• **TASK PROMPT**:
Write out the entries again exactly as they are given.

• **EXCERPTED DATA**:
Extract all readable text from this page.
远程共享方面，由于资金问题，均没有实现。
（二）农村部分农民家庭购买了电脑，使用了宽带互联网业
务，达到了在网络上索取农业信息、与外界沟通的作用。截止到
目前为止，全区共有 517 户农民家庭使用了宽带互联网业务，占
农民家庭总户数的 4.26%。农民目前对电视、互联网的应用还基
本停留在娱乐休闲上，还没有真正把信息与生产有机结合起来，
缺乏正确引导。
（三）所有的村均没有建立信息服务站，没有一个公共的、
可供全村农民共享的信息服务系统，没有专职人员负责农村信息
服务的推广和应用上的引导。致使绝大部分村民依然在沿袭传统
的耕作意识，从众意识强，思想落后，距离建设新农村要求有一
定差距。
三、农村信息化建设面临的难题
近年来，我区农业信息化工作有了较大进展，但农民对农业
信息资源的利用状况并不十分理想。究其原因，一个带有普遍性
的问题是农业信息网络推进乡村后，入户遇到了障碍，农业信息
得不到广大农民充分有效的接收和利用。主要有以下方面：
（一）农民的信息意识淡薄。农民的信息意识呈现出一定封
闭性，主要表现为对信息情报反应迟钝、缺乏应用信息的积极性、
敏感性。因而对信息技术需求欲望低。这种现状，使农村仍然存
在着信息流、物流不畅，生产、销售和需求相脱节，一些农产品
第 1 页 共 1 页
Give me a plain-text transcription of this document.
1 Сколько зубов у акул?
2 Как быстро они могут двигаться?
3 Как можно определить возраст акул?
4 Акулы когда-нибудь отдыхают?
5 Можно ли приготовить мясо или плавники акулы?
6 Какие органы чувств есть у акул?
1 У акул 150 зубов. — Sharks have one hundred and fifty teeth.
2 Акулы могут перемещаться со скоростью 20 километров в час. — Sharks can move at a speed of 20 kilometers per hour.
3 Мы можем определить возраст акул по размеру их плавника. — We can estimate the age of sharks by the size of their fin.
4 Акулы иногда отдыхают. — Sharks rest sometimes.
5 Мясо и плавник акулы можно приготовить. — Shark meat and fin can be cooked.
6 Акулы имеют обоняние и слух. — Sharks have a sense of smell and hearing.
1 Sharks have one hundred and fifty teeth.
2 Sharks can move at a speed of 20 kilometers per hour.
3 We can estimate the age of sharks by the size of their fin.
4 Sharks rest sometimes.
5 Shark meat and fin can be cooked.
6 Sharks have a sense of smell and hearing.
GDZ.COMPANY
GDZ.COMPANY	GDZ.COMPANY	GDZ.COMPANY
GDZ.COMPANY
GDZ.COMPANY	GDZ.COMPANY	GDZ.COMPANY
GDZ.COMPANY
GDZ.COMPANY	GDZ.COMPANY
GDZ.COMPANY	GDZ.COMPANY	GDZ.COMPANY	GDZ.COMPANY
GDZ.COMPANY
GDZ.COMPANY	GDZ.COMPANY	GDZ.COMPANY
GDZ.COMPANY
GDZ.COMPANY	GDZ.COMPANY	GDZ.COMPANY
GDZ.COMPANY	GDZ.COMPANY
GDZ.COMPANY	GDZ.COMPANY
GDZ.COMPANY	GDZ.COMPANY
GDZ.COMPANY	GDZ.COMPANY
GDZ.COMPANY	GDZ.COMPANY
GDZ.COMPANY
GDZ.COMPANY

• **THE RESULT**:
Extract all readable text from this page.
远程共享方面，由于资金问题，均没有实现。
（二）农村部分农民家庭购买了电脑，使用了宽带互联网业
务，达到了在网络上索取农业信息、与外界沟通的作用。截止到
目前为止，全区共有 517 户农民家庭使用了宽带互联网业务，占
农民家庭总户数的 4.26%。农民目前对电视、互联网的应用还基
本停留在娱乐休闲上，还没有真正把信息与生产有机结合起来，
缺乏正确引导。
（三）所有的村均没有建立信息服务站，没有一个公共的、
可供全村农民共享的信息服务系统，没有专职人员负责农村信息
服务的推广和应用上的引导。致使绝大部分村民依然在沿袭传统
的耕作意识，从众意识强，思想落后，距离建设新农村要求有一
定差距。
三、农村信息化建设面临的难题
近年来，我区农业信息化工作有了较大进展，但农民对农业
信息资源的利用状况并不十分理想。究其原因，一个带有普遍性
的问题是农业信息网络推进乡村后，入户遇到了障碍，农业信息
得不到广大农民充分有效的接收和利用。主要有以下方面：
（一）农民的信息意识淡薄。农民的信息意识呈现出一定封
闭性，主要表现为对信息情报反应迟钝、缺乏应用信息的积极性、
敏感性。因而对信息技术需求欲望低。这种现状，使农村仍然存
在着信息流、物流不畅，生产、销售和需求相脱节，一些农产品
第 1 页 共 1 页
Give me a plain-text transcription of this document.
1 Сколько зубов у акул?
2 Как быстро они могут двигаться?
3 Как можно определить возраст акул?
4 Акулы когда-нибудь отдыхают?
5 Можно ли приготовить мясо или плавники акулы?
6 Какие органы чувств есть у акул?
1 У акул 150 зубов. — Sharks have one hundred and fifty teeth.
2 Акулы могут перемещаться со скоростью 20 километров в час. — Sharks can move at a speed of 20 kilometers per hour.
3 Мы можем определить возраст акул по размеру их плавника. — We can estimate the age of sharks by the size of their fin.
4 Акулы иногда отдыхают. — Sharks rest sometimes.
5 Мясо и плавник акулы можно приготовить. — Shark meat and fin can be cooked.
6 Акулы имеют обоняние и слух. — Sharks have a sense of smell and hearing.
1 Sharks have one hundred and fifty teeth.
2 Sharks can move at a speed of 20 kilometers per hour.
3 We can estimate the age of sharks by the size of their fin.
4 Sharks rest sometimes.
5 Shark meat and fin can be cooked.
6 Sharks have a sense of smell and hearing.
GDZ.COMPANY
GDZ.COMPANY	GDZ.COMPANY	GDZ.COMPANY
GDZ.COMPANY
GDZ.COMPANY	GDZ.COMPANY	GDZ.COMPANY
GDZ.COMPANY
GDZ.COMPANY	GDZ.COMPANY
GDZ.COMPANY	GDZ.COMPANY	GDZ.COMPANY	GDZ.COMPANY
GDZ.COMPANY
GDZ.COMPANY	GDZ.COMPANY	GDZ.COMPANY
GDZ.COMPANY
GDZ.COMPANY	GDZ.COMPANY	GDZ.COMPANY
GDZ.COMPANY	GDZ.COMPANY
GDZ.COMPANY	GDZ.COMPANY
GDZ.COMPANY	GDZ.COMPANY
GDZ.COMPANY	GDZ.COMPANY
GDZ.COMPANY	GDZ.COMPANY
GDZ.COMPANY
GDZ.COMPANY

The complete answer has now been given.